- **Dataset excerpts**
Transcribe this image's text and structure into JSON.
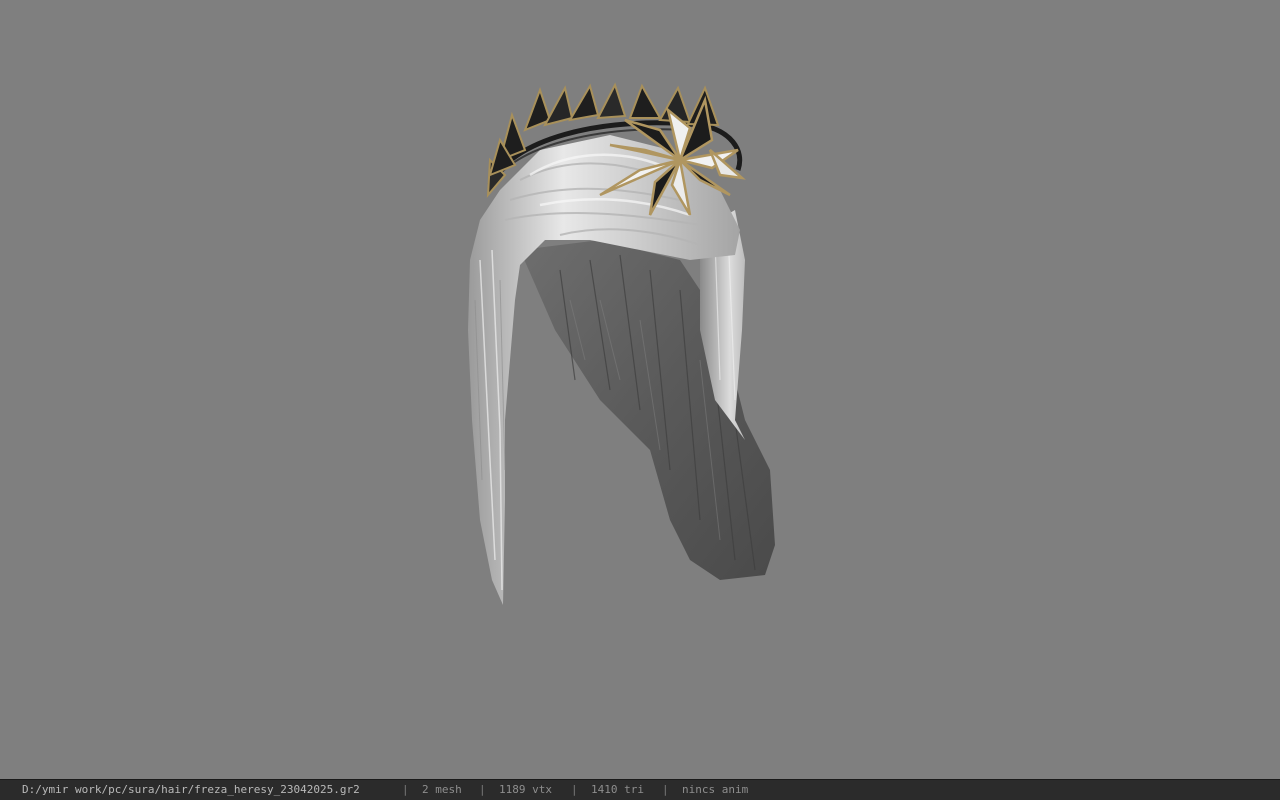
{
  "viewport": {
    "background": "#7f7f7f",
    "model_label": "hair-with-laurel-crown"
  },
  "statusbar": {
    "file_path": "D:/ymir work/pc/sura/hair/freza_heresy_23042025.gr2",
    "separator": "|",
    "mesh": "2 mesh",
    "vertices": "1189 vtx",
    "triangles": "1410 tri",
    "anim": "nincs anim"
  }
}
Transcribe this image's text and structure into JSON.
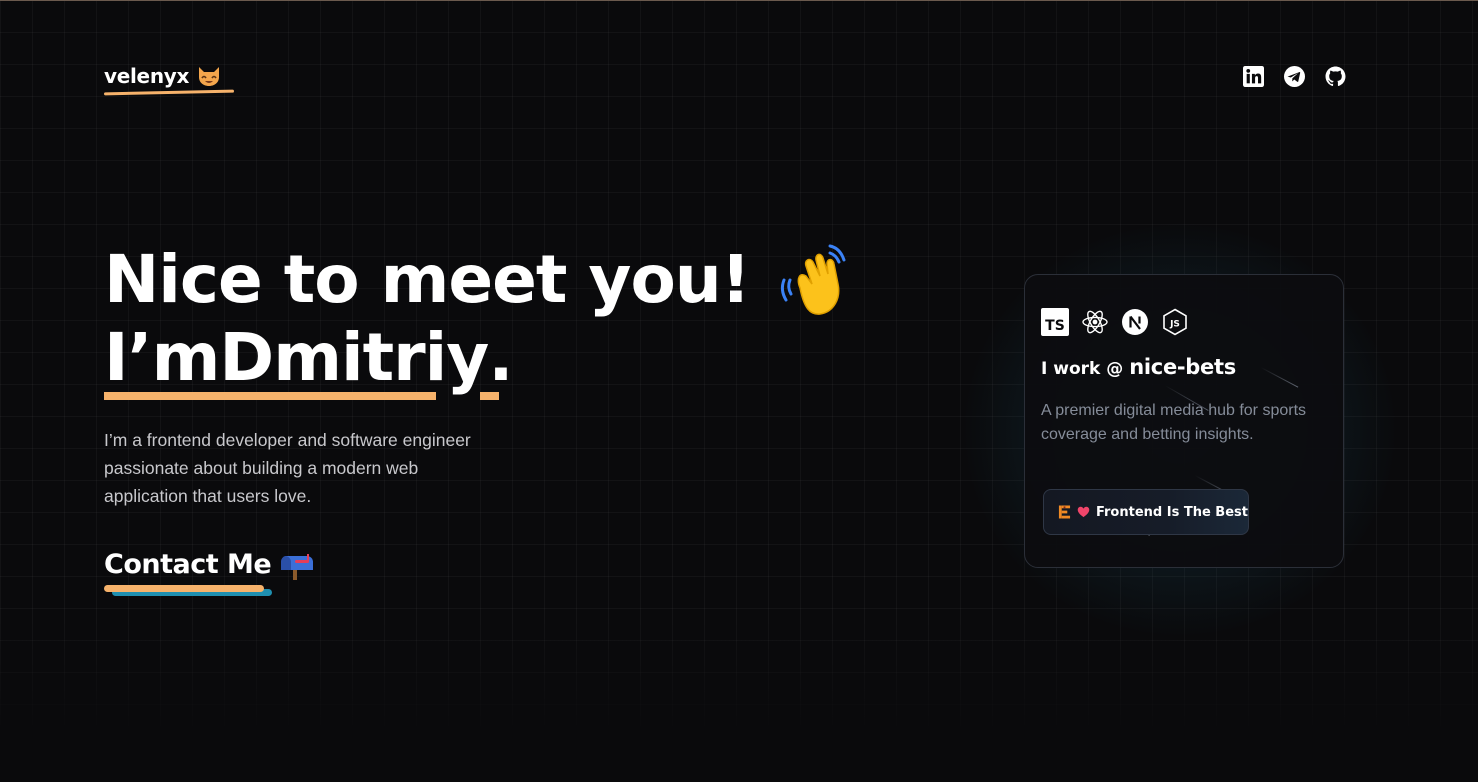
{
  "header": {
    "logo_text": "velenyx",
    "logo_emoji": "cat-face-icon",
    "social": [
      {
        "name": "LinkedIn",
        "icon": "linkedin-icon"
      },
      {
        "name": "Telegram",
        "icon": "telegram-icon"
      },
      {
        "name": "GitHub",
        "icon": "github-icon"
      }
    ]
  },
  "hero": {
    "line1": "Nice to meet you!",
    "greeting_icon": "waving-hand-icon",
    "line2_prefix": "I’m ",
    "name": "Dmitriy",
    "line2_suffix": ".",
    "intro": "I’m a frontend developer and software engineer passionate about building a modern web application that users love.",
    "cta_label": "Contact Me",
    "cta_icon": "mailbox-icon"
  },
  "work_card": {
    "tech_icons": [
      "typescript-icon",
      "react-icon",
      "nextjs-icon",
      "nodejs-icon"
    ],
    "prefix": "I work @",
    "company": "nice-bets",
    "description": "A premier digital media hub for sports coverage and betting insights.",
    "badge_icons": [
      "frontend-logo-icon",
      "heart-icon"
    ],
    "badge_label": "Frontend Is The Best"
  },
  "colors": {
    "background": "#0a0a0c",
    "accent_orange": "#f6b26b",
    "accent_teal": "#1f8fb0",
    "text_primary": "#ffffff",
    "text_muted": "#858c99"
  }
}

- **PROMPT**
Output an exact copy of the material, with the pictures removed.

- **EXERCISE ANSWER**
Transcribe this image's text and structure into JSON.
{
  "viewport": {
    "background": "#7f7f7f",
    "model_label": "hair-with-laurel-crown"
  },
  "statusbar": {
    "file_path": "D:/ymir work/pc/sura/hair/freza_heresy_23042025.gr2",
    "separator": "|",
    "mesh": "2 mesh",
    "vertices": "1189 vtx",
    "triangles": "1410 tri",
    "anim": "nincs anim"
  }
}
Transcribe this image's text and structure into JSON.
{
  "header": {
    "logo_text": "velenyx",
    "logo_emoji": "cat-face-icon",
    "social": [
      {
        "name": "LinkedIn",
        "icon": "linkedin-icon"
      },
      {
        "name": "Telegram",
        "icon": "telegram-icon"
      },
      {
        "name": "GitHub",
        "icon": "github-icon"
      }
    ]
  },
  "hero": {
    "line1": "Nice to meet you!",
    "greeting_icon": "waving-hand-icon",
    "line2_prefix": "I’m ",
    "name": "Dmitriy",
    "line2_suffix": ".",
    "intro": "I’m a frontend developer and software engineer passionate about building a modern web application that users love.",
    "cta_label": "Contact Me",
    "cta_icon": "mailbox-icon"
  },
  "work_card": {
    "tech_icons": [
      "typescript-icon",
      "react-icon",
      "nextjs-icon",
      "nodejs-icon"
    ],
    "prefix": "I work @",
    "company": "nice-bets",
    "description": "A premier digital media hub for sports coverage and betting insights.",
    "badge_icons": [
      "frontend-logo-icon",
      "heart-icon"
    ],
    "badge_label": "Frontend Is The Best"
  },
  "colors": {
    "background": "#0a0a0c",
    "accent_orange": "#f6b26b",
    "accent_teal": "#1f8fb0",
    "text_primary": "#ffffff",
    "text_muted": "#858c99"
  }
}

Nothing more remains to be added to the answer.